§ **TASK TO CARRY OUT**: Print out every line, exactly as written.
— Start of MATERIAL FOR THE TASK —
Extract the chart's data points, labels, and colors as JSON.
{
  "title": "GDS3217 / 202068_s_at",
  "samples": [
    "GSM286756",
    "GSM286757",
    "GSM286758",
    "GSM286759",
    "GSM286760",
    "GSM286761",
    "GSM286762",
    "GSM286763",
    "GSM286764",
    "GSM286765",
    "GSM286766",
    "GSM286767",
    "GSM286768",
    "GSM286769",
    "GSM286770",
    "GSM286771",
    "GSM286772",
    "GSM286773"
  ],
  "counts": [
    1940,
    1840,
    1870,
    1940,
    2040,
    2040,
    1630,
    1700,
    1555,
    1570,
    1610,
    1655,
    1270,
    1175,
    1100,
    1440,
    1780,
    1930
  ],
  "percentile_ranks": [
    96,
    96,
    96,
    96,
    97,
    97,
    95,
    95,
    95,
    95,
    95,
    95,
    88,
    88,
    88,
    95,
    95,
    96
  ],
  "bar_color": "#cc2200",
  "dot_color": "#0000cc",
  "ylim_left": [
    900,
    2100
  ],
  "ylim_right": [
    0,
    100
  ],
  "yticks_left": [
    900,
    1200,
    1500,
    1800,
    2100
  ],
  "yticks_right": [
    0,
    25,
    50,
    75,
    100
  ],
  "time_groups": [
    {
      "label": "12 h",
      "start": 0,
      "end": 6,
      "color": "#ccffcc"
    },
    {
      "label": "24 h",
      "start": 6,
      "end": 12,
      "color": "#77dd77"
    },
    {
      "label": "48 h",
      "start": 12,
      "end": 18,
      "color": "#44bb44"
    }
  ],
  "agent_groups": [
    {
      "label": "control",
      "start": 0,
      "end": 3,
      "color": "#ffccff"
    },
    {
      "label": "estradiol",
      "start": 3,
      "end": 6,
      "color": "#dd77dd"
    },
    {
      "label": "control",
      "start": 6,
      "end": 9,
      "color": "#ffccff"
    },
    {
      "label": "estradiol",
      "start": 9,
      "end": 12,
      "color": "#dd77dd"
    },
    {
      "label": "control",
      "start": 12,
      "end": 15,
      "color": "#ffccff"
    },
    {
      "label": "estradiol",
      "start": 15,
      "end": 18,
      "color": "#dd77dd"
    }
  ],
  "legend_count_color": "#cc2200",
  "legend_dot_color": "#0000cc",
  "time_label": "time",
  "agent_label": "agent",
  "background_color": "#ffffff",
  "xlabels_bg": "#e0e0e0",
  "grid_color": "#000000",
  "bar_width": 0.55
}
— End of MATERIAL FOR THE TASK —
§ **ANSWER TO THE EXERCISE**:
Extract the chart's data points, labels, and colors as JSON.
{
  "title": "GDS3217 / 202068_s_at",
  "samples": [
    "GSM286756",
    "GSM286757",
    "GSM286758",
    "GSM286759",
    "GSM286760",
    "GSM286761",
    "GSM286762",
    "GSM286763",
    "GSM286764",
    "GSM286765",
    "GSM286766",
    "GSM286767",
    "GSM286768",
    "GSM286769",
    "GSM286770",
    "GSM286771",
    "GSM286772",
    "GSM286773"
  ],
  "counts": [
    1940,
    1840,
    1870,
    1940,
    2040,
    2040,
    1630,
    1700,
    1555,
    1570,
    1610,
    1655,
    1270,
    1175,
    1100,
    1440,
    1780,
    1930
  ],
  "percentile_ranks": [
    96,
    96,
    96,
    96,
    97,
    97,
    95,
    95,
    95,
    95,
    95,
    95,
    88,
    88,
    88,
    95,
    95,
    96
  ],
  "bar_color": "#cc2200",
  "dot_color": "#0000cc",
  "ylim_left": [
    900,
    2100
  ],
  "ylim_right": [
    0,
    100
  ],
  "yticks_left": [
    900,
    1200,
    1500,
    1800,
    2100
  ],
  "yticks_right": [
    0,
    25,
    50,
    75,
    100
  ],
  "time_groups": [
    {
      "label": "12 h",
      "start": 0,
      "end": 6,
      "color": "#ccffcc"
    },
    {
      "label": "24 h",
      "start": 6,
      "end": 12,
      "color": "#77dd77"
    },
    {
      "label": "48 h",
      "start": 12,
      "end": 18,
      "color": "#44bb44"
    }
  ],
  "agent_groups": [
    {
      "label": "control",
      "start": 0,
      "end": 3,
      "color": "#ffccff"
    },
    {
      "label": "estradiol",
      "start": 3,
      "end": 6,
      "color": "#dd77dd"
    },
    {
      "label": "control",
      "start": 6,
      "end": 9,
      "color": "#ffccff"
    },
    {
      "label": "estradiol",
      "start": 9,
      "end": 12,
      "color": "#dd77dd"
    },
    {
      "label": "control",
      "start": 12,
      "end": 15,
      "color": "#ffccff"
    },
    {
      "label": "estradiol",
      "start": 15,
      "end": 18,
      "color": "#dd77dd"
    }
  ],
  "legend_count_color": "#cc2200",
  "legend_dot_color": "#0000cc",
  "time_label": "time",
  "agent_label": "agent",
  "background_color": "#ffffff",
  "xlabels_bg": "#e0e0e0",
  "grid_color": "#000000",
  "bar_width": 0.55
}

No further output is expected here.